-- Supplied data start --

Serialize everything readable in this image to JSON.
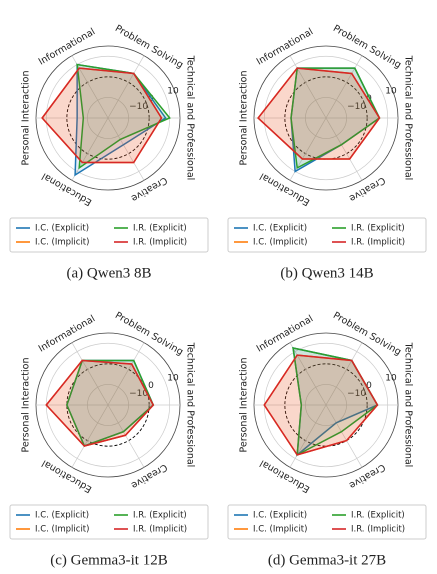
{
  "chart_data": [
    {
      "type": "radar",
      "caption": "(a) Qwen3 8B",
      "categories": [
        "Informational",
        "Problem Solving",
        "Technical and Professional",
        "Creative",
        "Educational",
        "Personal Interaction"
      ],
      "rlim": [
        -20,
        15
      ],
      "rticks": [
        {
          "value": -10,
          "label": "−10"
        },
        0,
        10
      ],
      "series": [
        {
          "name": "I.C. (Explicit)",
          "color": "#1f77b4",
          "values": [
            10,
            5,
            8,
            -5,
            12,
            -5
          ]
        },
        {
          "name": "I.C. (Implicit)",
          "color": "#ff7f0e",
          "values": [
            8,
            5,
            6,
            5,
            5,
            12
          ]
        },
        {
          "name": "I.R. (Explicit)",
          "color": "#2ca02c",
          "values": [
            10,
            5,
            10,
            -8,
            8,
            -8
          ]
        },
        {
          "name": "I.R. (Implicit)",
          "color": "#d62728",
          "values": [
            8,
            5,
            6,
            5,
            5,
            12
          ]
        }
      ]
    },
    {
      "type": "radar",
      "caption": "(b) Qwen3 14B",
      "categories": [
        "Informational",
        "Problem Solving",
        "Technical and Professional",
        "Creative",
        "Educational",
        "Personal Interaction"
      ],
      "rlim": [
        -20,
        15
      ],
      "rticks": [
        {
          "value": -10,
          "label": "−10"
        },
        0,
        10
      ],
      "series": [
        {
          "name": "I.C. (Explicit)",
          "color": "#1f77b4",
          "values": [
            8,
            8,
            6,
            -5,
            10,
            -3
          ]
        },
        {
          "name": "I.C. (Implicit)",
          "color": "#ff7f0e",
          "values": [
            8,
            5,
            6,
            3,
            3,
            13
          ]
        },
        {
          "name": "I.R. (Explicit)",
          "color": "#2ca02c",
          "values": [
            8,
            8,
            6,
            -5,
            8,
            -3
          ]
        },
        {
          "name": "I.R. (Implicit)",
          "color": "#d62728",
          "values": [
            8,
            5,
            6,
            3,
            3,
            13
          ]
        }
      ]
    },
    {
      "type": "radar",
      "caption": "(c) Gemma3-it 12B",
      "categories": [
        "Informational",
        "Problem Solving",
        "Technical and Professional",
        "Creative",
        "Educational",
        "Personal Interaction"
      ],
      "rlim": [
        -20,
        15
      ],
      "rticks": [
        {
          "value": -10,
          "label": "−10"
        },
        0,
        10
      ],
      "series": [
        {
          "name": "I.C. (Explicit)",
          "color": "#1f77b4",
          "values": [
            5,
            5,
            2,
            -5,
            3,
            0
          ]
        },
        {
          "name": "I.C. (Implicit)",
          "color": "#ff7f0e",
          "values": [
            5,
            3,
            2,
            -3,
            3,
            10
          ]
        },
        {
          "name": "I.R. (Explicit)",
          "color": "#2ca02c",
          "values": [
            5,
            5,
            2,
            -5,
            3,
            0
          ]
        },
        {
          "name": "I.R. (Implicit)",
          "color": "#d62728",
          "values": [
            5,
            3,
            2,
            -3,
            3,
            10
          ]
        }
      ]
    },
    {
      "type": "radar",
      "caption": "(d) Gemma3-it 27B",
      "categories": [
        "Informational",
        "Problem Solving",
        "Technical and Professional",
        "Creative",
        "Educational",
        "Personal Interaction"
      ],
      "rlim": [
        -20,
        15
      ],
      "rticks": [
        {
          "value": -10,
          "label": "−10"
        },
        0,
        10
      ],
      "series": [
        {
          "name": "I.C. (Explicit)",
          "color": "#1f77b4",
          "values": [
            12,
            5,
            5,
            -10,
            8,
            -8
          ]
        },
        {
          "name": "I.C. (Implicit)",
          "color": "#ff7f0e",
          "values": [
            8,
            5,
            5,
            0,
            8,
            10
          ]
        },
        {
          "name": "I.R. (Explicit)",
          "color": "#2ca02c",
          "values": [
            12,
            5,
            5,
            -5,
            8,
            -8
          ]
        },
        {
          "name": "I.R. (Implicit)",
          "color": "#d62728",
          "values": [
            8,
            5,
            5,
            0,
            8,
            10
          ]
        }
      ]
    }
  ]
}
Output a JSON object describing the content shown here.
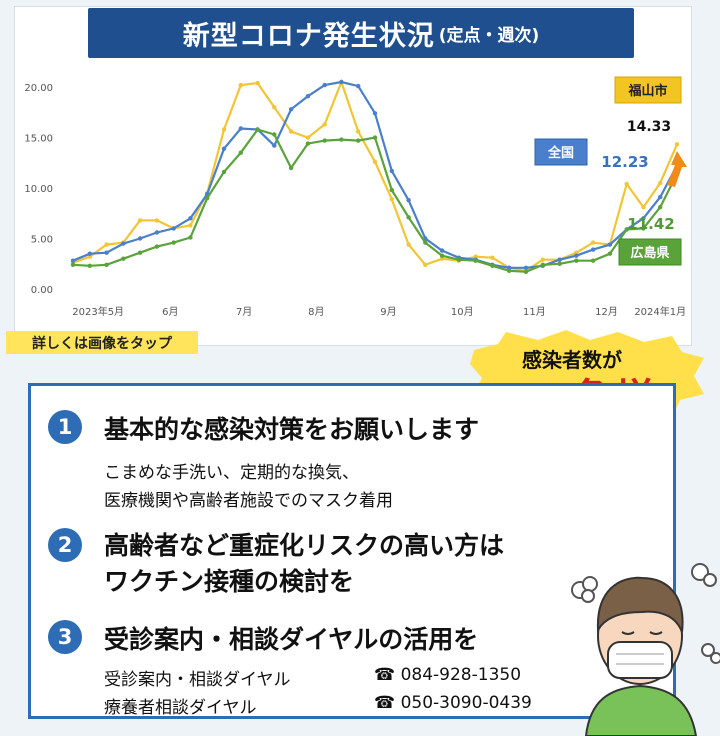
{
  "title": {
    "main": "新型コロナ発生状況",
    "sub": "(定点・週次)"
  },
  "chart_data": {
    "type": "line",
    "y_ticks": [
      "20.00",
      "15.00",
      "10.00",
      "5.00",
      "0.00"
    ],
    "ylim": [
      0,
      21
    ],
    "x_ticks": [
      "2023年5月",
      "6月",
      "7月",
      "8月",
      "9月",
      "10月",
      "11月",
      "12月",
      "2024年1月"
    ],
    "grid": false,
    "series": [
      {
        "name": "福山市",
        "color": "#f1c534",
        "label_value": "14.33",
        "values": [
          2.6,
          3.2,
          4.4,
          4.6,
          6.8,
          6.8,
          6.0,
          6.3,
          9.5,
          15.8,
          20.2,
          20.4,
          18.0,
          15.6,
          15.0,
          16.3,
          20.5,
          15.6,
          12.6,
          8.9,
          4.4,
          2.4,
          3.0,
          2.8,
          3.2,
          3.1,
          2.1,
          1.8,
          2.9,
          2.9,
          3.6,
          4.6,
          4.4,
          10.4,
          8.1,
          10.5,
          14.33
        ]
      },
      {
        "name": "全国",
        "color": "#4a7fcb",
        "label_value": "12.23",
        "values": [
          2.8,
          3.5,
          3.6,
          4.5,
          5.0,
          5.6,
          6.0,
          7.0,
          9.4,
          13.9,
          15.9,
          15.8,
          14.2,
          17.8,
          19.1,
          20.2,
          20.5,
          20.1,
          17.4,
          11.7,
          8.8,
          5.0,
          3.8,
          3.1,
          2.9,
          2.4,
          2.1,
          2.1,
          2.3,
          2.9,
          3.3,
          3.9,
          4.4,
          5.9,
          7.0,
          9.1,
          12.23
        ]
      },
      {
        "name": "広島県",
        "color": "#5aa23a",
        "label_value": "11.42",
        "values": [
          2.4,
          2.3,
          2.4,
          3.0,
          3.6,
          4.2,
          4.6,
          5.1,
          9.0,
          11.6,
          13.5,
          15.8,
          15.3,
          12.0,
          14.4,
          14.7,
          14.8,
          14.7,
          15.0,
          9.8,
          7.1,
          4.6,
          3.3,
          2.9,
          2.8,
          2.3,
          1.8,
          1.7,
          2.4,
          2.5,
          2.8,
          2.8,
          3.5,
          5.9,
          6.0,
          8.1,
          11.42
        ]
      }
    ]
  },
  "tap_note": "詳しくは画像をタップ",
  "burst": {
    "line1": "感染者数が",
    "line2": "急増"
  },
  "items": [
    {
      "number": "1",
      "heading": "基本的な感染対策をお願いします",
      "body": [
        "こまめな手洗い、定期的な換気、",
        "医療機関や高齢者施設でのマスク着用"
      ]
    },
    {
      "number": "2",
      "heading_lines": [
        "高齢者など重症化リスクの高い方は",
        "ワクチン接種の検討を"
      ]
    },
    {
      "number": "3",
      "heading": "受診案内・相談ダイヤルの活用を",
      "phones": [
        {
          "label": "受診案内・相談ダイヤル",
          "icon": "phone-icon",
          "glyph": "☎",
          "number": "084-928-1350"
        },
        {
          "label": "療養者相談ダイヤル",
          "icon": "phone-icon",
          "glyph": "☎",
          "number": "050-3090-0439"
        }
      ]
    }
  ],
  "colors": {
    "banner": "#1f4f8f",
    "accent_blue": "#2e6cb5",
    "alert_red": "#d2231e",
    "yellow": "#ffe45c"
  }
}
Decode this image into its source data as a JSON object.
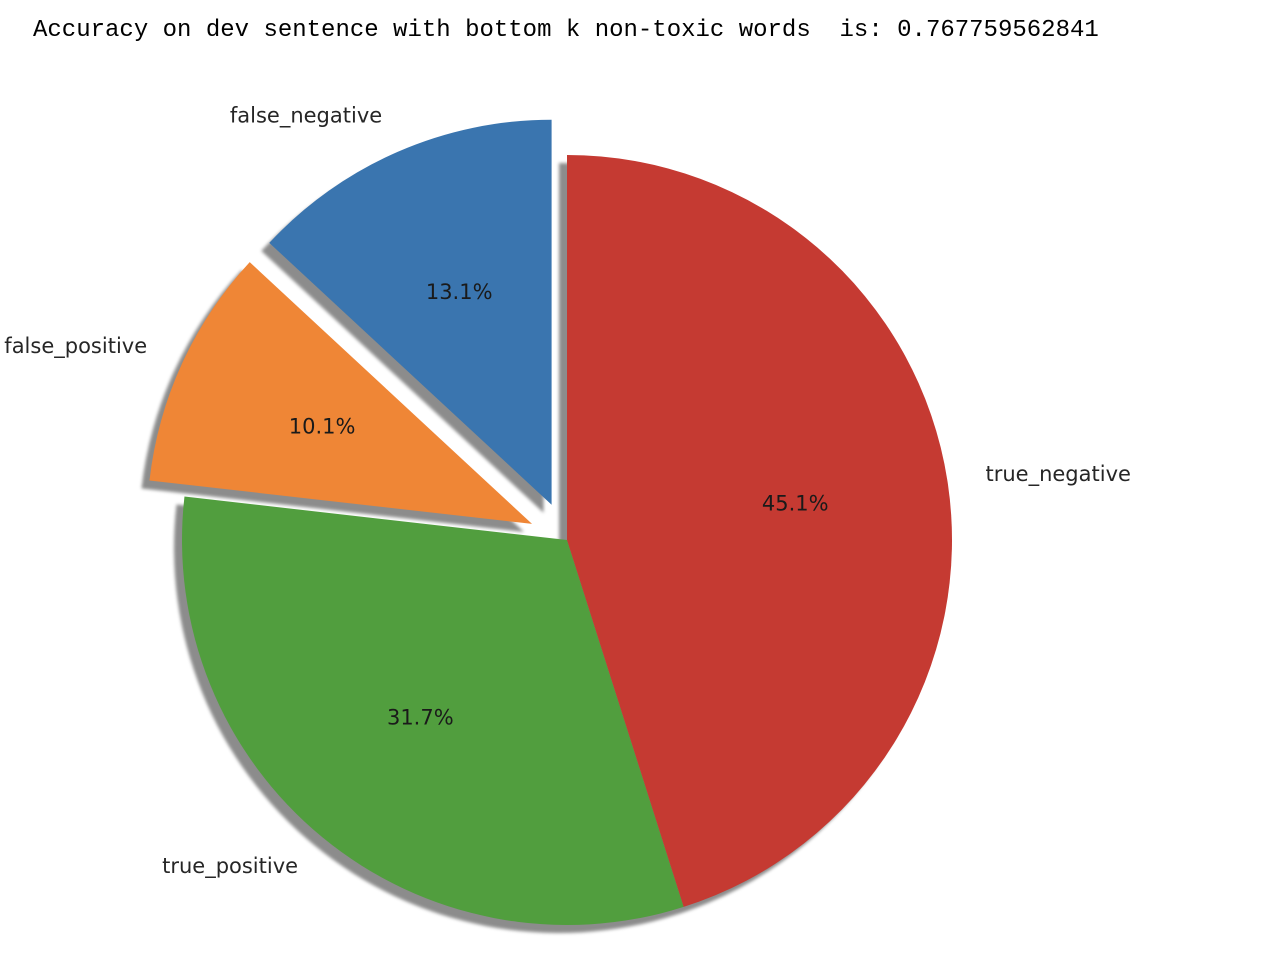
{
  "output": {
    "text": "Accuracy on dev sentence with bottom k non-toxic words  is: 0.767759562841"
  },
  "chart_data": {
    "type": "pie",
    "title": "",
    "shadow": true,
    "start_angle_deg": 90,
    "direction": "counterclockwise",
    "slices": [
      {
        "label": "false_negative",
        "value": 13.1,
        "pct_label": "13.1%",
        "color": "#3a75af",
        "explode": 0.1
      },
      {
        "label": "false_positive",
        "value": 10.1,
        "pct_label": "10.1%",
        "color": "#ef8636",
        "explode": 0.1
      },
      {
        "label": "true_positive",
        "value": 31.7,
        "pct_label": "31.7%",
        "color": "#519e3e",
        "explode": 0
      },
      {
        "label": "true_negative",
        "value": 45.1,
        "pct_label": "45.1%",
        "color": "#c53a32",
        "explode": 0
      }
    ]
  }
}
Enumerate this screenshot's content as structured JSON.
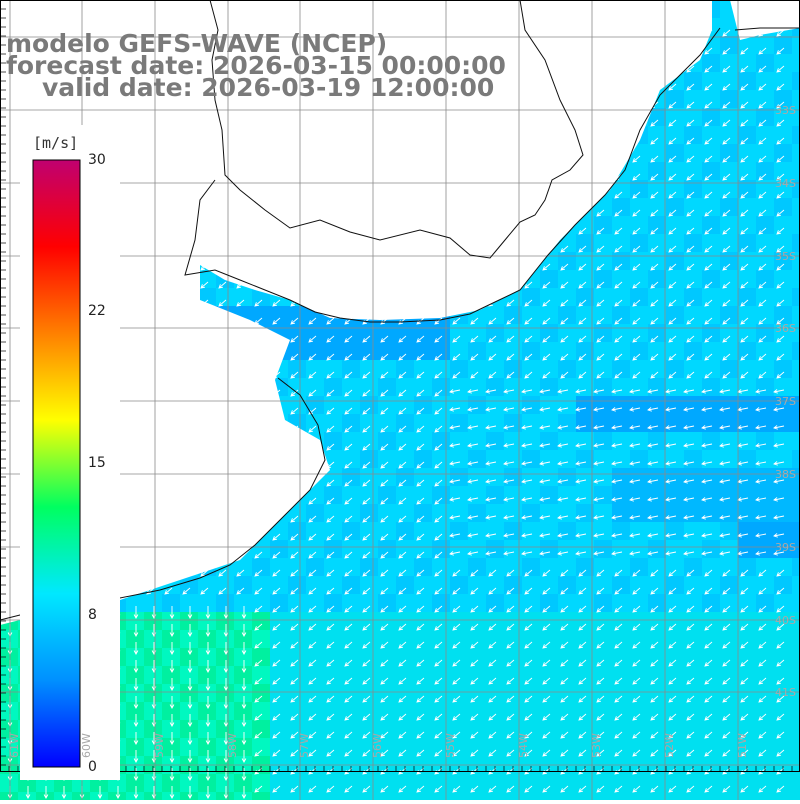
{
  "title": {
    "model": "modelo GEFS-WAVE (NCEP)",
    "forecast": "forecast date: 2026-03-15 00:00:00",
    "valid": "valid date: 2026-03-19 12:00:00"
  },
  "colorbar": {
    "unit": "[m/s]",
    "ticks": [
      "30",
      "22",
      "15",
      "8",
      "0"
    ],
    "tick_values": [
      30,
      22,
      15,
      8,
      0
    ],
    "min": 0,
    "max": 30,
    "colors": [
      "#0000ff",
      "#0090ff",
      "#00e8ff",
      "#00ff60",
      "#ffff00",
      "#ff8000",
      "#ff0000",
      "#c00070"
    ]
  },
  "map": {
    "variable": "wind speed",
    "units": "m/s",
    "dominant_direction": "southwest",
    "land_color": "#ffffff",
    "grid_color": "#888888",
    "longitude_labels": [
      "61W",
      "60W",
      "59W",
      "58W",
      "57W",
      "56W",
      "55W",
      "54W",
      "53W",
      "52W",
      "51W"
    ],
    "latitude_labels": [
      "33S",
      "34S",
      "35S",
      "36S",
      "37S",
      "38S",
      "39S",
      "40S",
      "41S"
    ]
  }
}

-- Supplied data end --

__Exercise requirements__: Look for "image" and pull out every line that has it.

__Written solution__:
Serialize everything readable in this image to JSON.
Decode this image into its source data as a JSON object.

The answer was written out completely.